---------- Data section
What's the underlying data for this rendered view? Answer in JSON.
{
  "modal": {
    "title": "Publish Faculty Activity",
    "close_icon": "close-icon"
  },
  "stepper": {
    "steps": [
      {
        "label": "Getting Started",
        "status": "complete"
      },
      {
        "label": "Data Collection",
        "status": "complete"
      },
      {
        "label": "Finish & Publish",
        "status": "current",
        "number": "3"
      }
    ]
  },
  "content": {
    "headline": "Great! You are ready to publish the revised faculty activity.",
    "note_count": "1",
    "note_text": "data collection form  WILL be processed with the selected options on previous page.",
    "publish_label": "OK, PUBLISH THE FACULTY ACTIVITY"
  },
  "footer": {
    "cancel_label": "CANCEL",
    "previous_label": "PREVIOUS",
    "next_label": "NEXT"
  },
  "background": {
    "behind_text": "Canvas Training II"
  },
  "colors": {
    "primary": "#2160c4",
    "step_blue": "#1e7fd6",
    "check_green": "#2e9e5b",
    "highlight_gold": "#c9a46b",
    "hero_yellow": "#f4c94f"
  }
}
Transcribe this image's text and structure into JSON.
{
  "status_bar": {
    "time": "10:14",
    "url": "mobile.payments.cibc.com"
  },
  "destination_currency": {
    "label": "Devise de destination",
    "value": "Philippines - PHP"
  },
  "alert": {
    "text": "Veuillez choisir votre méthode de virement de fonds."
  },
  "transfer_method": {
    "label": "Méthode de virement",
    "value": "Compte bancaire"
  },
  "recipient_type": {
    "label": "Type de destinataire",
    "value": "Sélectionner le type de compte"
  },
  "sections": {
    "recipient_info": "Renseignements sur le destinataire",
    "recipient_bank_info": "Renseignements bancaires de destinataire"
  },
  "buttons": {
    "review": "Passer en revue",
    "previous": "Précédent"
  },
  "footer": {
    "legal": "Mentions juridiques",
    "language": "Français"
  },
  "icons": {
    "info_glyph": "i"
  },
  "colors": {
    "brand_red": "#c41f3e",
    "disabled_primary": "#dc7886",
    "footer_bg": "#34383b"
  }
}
--------------------
**Task objective:** Exactly as written, please output every entry.

**The completed task:**
What's the underlying data for this rendered view? Answer in JSON.
{
  "modal": {
    "title": "Publish Faculty Activity",
    "close_icon": "close-icon"
  },
  "stepper": {
    "steps": [
      {
        "label": "Getting Started",
        "status": "complete"
      },
      {
        "label": "Data Collection",
        "status": "complete"
      },
      {
        "label": "Finish & Publish",
        "status": "current",
        "number": "3"
      }
    ]
  },
  "content": {
    "headline": "Great! You are ready to publish the revised faculty activity.",
    "note_count": "1",
    "note_text": "data collection form  WILL be processed with the selected options on previous page.",
    "publish_label": "OK, PUBLISH THE FACULTY ACTIVITY"
  },
  "footer": {
    "cancel_label": "CANCEL",
    "previous_label": "PREVIOUS",
    "next_label": "NEXT"
  },
  "background": {
    "behind_text": "Canvas Training II"
  },
  "colors": {
    "primary": "#2160c4",
    "step_blue": "#1e7fd6",
    "check_green": "#2e9e5b",
    "highlight_gold": "#c9a46b",
    "hero_yellow": "#f4c94f"
  }
}
Transcribe this image's text and structure into JSON.
{
  "status_bar": {
    "time": "10:14",
    "url": "mobile.payments.cibc.com"
  },
  "destination_currency": {
    "label": "Devise de destination",
    "value": "Philippines - PHP"
  },
  "alert": {
    "text": "Veuillez choisir votre méthode de virement de fonds."
  },
  "transfer_method": {
    "label": "Méthode de virement",
    "value": "Compte bancaire"
  },
  "recipient_type": {
    "label": "Type de destinataire",
    "value": "Sélectionner le type de compte"
  },
  "sections": {
    "recipient_info": "Renseignements sur le destinataire",
    "recipient_bank_info": "Renseignements bancaires de destinataire"
  },
  "buttons": {
    "review": "Passer en revue",
    "previous": "Précédent"
  },
  "footer": {
    "legal": "Mentions juridiques",
    "language": "Français"
  },
  "icons": {
    "info_glyph": "i"
  },
  "colors": {
    "brand_red": "#c41f3e",
    "disabled_primary": "#dc7886",
    "footer_bg": "#34383b"
  }
}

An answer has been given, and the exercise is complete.